** Begin THE INPUT **

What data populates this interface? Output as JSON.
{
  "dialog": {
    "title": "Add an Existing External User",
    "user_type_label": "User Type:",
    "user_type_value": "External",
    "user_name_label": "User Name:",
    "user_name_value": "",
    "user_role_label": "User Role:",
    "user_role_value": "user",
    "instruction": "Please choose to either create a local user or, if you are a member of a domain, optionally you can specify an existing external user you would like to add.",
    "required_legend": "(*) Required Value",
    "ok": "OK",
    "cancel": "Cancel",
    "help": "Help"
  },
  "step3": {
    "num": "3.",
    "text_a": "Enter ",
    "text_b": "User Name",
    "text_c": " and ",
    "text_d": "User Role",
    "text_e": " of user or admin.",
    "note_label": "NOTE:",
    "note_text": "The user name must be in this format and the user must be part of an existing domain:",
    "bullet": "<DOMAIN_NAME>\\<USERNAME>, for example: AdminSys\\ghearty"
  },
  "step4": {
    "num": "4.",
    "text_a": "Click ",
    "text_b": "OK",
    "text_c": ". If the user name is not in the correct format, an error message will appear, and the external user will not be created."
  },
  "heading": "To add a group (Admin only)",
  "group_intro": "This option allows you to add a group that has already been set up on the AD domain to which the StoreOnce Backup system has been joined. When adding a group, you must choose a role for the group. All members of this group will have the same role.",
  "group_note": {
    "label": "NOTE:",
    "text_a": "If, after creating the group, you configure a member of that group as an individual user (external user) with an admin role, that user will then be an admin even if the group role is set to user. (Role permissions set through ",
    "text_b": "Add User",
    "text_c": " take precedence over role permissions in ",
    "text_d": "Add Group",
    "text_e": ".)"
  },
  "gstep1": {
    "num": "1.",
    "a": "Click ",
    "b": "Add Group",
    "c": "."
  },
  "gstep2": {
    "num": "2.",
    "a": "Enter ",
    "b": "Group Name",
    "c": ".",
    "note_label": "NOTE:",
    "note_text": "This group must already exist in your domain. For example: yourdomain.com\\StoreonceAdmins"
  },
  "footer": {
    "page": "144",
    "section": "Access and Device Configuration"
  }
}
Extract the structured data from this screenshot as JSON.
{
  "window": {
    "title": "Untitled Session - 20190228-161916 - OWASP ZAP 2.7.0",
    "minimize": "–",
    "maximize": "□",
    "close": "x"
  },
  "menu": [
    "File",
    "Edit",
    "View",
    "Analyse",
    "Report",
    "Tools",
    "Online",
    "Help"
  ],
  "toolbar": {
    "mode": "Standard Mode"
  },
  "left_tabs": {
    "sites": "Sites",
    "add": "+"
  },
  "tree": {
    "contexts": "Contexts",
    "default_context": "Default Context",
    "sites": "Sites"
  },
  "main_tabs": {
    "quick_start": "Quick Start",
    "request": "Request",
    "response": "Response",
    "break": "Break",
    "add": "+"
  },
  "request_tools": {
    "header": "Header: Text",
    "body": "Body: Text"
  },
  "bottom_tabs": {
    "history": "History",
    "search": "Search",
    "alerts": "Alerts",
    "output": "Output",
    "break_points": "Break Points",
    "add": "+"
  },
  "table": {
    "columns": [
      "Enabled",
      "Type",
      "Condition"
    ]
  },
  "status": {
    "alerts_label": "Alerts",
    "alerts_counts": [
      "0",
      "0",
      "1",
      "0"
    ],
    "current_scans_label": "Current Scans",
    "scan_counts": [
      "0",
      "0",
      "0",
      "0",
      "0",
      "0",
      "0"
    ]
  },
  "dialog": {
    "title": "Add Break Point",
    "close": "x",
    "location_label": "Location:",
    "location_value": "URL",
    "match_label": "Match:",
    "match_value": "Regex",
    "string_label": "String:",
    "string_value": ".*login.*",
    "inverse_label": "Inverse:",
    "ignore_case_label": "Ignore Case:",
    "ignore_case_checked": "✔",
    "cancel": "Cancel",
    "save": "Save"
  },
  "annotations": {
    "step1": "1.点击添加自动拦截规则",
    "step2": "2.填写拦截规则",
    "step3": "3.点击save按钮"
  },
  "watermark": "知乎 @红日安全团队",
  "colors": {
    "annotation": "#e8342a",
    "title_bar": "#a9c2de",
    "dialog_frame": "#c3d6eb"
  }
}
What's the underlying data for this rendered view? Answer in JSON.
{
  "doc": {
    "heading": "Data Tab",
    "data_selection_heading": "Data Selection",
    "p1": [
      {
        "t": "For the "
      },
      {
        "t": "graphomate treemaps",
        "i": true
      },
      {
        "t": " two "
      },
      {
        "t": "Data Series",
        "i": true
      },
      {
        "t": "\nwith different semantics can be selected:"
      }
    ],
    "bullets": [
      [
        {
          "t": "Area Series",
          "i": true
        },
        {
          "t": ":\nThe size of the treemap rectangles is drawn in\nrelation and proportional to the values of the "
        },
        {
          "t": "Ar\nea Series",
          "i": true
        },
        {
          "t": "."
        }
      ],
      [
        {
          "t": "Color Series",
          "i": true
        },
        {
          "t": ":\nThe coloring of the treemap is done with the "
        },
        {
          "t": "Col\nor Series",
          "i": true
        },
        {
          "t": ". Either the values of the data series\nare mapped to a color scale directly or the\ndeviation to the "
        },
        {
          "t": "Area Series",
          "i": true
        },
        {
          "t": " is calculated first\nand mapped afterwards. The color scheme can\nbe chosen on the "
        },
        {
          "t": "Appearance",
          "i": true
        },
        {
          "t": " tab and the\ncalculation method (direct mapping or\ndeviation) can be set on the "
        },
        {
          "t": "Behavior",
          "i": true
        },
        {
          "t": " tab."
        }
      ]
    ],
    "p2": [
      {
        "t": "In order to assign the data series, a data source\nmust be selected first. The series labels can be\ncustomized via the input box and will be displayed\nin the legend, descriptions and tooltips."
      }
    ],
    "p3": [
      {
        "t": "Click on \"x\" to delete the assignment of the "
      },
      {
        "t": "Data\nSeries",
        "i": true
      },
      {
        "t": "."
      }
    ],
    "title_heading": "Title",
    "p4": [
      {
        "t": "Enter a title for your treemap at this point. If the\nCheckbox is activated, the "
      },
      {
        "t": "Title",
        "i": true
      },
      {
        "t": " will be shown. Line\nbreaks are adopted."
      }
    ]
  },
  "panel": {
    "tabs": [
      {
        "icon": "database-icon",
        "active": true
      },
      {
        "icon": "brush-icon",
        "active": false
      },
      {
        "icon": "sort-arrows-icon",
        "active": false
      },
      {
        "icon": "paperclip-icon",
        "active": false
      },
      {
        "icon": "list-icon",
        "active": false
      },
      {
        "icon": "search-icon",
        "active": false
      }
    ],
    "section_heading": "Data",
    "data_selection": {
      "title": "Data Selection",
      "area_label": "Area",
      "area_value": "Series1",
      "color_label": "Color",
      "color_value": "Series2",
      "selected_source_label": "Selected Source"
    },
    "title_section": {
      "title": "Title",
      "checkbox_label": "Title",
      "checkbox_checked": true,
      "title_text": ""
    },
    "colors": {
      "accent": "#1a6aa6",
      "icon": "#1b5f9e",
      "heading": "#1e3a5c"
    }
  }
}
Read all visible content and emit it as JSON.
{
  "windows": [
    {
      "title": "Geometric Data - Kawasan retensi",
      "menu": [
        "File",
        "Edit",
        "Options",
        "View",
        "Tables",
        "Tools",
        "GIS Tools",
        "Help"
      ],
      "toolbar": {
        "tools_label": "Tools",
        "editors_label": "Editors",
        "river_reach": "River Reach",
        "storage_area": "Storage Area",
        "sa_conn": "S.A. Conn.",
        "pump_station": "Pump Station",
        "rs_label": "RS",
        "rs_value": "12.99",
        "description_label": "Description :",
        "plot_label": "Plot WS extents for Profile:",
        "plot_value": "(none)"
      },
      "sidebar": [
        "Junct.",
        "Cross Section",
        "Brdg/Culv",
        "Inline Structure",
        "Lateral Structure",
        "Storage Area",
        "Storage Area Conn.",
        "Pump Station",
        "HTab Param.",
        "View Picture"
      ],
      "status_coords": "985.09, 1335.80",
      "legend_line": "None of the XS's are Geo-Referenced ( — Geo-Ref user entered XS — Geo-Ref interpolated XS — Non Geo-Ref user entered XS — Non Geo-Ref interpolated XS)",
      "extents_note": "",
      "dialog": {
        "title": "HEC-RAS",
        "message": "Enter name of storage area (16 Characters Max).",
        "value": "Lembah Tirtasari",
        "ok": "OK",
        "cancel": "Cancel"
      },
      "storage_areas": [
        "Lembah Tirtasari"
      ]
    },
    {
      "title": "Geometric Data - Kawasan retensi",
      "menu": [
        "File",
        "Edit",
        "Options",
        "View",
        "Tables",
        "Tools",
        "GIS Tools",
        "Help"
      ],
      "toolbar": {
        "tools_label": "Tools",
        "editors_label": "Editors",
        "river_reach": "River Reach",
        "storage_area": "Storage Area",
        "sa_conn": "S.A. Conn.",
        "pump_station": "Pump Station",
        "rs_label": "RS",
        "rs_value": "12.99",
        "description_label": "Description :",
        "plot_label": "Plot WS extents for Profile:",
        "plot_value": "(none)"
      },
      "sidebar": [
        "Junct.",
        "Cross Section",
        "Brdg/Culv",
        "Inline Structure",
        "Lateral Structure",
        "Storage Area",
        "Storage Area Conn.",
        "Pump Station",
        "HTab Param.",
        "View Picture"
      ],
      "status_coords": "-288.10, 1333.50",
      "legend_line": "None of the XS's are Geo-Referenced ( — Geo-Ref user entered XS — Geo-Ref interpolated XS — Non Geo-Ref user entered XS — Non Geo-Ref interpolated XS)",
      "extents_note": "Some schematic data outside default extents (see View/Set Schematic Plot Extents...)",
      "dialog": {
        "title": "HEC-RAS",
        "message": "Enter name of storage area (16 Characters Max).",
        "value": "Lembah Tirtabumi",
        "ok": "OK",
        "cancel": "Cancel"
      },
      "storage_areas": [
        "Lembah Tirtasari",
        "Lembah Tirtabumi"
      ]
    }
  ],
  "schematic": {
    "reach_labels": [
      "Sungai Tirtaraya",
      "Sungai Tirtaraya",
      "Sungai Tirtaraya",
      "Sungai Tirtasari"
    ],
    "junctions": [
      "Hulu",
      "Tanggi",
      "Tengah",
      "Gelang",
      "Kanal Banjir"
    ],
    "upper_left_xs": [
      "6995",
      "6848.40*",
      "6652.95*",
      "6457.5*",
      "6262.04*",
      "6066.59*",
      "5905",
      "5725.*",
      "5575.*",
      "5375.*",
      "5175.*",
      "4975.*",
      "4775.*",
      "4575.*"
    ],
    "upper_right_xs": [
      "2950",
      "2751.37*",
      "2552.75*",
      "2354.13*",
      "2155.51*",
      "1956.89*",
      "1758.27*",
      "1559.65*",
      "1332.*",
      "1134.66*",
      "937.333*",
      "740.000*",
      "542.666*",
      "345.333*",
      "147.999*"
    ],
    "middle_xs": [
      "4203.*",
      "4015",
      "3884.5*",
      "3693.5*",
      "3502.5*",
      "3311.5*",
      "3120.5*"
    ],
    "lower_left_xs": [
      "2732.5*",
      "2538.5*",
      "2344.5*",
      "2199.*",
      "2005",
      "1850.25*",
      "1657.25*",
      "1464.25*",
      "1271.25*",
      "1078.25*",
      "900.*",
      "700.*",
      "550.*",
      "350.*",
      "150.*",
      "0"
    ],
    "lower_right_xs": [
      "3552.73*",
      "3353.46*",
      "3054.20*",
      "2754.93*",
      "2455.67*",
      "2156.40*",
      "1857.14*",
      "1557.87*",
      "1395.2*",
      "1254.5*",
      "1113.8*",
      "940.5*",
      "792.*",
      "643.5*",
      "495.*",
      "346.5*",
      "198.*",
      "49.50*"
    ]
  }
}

** End THE INPUT **

→ **WRITTEN INSTRUCTION**
Read through the lines above and collect those that contain the string "format".

→ **ANSWER TO THE PROBLEM**
    "note_text": "The user name must be in this format and the user must be part of an existing domain:",
    "text_c": ". If the user name is not in the correct format, an error message will appear, and the external user will not be created."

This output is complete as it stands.